[Begin DATA]

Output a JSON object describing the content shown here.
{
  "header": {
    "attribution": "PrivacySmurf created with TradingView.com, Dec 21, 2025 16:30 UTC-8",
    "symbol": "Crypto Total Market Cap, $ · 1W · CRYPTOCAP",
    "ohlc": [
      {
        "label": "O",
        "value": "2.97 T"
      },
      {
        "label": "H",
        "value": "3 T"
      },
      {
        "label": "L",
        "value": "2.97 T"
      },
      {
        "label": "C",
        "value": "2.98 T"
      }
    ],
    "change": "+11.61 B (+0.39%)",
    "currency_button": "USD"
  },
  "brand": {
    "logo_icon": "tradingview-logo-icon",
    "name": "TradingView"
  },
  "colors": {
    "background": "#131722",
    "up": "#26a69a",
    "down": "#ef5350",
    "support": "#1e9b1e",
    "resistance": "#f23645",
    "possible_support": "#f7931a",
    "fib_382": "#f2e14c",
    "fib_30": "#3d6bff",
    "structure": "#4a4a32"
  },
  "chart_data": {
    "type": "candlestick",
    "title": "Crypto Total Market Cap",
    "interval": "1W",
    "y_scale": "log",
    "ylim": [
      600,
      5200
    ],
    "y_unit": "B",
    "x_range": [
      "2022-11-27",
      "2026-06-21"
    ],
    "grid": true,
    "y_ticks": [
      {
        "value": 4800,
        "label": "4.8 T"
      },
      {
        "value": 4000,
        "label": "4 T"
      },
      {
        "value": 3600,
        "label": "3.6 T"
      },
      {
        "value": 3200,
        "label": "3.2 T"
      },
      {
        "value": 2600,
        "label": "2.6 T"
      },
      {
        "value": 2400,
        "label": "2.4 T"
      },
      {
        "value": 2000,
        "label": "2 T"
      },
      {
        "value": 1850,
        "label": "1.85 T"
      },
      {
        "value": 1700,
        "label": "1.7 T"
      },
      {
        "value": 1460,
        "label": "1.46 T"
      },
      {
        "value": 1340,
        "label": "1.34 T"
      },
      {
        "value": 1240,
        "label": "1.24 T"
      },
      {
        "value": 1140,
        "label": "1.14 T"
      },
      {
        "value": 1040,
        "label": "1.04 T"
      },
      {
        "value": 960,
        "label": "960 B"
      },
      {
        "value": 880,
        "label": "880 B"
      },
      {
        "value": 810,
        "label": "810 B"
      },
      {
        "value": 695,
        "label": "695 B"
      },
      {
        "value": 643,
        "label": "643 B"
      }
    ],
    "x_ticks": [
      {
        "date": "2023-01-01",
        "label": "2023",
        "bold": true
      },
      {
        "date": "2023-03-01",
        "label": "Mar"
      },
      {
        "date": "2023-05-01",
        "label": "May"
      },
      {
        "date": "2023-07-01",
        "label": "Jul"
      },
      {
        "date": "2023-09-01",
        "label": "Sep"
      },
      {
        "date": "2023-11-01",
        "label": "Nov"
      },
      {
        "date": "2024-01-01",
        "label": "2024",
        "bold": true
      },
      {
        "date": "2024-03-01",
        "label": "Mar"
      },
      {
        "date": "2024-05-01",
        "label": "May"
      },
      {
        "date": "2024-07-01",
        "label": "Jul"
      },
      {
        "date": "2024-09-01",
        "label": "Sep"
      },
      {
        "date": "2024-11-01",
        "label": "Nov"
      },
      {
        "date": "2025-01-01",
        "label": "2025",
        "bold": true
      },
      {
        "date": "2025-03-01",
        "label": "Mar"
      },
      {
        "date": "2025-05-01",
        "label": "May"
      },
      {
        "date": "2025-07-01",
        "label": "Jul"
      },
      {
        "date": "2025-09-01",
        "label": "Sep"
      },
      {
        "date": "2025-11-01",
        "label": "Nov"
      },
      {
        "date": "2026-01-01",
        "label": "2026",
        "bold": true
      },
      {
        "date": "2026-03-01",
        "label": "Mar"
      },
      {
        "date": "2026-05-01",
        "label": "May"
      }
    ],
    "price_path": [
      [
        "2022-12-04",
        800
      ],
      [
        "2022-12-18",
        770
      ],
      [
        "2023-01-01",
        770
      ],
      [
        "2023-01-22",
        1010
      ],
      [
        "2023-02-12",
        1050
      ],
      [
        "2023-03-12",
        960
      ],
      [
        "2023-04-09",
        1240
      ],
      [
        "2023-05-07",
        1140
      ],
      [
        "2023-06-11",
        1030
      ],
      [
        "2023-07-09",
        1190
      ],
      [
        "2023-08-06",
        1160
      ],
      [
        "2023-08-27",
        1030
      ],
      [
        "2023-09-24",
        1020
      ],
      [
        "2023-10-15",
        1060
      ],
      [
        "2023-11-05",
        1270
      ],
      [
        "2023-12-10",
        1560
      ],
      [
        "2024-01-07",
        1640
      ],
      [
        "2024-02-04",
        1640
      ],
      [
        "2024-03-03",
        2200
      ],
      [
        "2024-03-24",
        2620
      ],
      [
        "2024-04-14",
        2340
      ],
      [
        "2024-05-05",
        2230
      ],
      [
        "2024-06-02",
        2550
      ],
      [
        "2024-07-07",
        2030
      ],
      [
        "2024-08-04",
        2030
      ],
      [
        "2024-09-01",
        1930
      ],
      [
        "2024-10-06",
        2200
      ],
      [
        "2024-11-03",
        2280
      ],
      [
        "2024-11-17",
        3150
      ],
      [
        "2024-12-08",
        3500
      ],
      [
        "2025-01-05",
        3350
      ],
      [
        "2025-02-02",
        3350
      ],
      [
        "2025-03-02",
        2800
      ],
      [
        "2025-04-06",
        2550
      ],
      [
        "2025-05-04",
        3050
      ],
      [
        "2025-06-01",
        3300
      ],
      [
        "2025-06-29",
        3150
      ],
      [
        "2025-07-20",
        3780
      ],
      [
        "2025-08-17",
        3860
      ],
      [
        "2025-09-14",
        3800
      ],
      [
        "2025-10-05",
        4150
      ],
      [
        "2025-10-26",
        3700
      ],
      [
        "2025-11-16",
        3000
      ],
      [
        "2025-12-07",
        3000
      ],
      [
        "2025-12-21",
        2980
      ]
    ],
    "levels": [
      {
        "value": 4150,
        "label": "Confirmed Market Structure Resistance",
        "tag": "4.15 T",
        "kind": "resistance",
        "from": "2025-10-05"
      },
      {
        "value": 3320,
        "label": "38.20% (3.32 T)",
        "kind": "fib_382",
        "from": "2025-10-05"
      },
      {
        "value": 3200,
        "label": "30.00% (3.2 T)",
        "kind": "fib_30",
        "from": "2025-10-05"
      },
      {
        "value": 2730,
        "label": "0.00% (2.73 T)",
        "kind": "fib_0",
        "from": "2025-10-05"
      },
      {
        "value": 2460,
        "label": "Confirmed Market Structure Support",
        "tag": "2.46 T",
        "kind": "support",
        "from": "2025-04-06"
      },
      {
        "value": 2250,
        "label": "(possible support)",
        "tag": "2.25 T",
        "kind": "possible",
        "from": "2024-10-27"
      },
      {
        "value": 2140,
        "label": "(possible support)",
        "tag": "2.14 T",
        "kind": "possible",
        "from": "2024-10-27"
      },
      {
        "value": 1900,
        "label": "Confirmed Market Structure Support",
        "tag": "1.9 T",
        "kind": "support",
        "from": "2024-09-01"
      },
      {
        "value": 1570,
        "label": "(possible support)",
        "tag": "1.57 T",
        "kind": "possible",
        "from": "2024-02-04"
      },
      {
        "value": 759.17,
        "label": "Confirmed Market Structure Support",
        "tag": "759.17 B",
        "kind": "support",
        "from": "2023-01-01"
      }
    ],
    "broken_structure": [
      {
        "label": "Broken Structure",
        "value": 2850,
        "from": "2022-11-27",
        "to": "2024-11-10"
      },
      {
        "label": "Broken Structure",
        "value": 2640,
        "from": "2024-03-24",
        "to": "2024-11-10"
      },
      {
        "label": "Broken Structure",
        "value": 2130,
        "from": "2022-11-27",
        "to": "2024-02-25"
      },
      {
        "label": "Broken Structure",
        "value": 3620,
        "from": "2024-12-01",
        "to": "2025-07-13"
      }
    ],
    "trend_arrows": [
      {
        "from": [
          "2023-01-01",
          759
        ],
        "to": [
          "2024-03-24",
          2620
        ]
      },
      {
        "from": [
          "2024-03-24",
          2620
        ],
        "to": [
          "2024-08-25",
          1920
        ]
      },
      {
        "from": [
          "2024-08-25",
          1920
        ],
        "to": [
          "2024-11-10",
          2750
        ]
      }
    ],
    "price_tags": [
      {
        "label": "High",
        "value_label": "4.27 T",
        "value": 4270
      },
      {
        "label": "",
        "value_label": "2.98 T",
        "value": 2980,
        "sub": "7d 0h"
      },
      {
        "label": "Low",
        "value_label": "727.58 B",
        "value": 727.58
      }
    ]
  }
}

[End DATA]

> _EXERCISE_
Only lines holding the string "Crypto" are wanted; gather each one from the entries above.

> _WORKED SOLUTION_
    "symbol": "Crypto Total Market Cap, $ · 1W · CRYPTOCAP",
    "title": "Crypto Total Market Cap",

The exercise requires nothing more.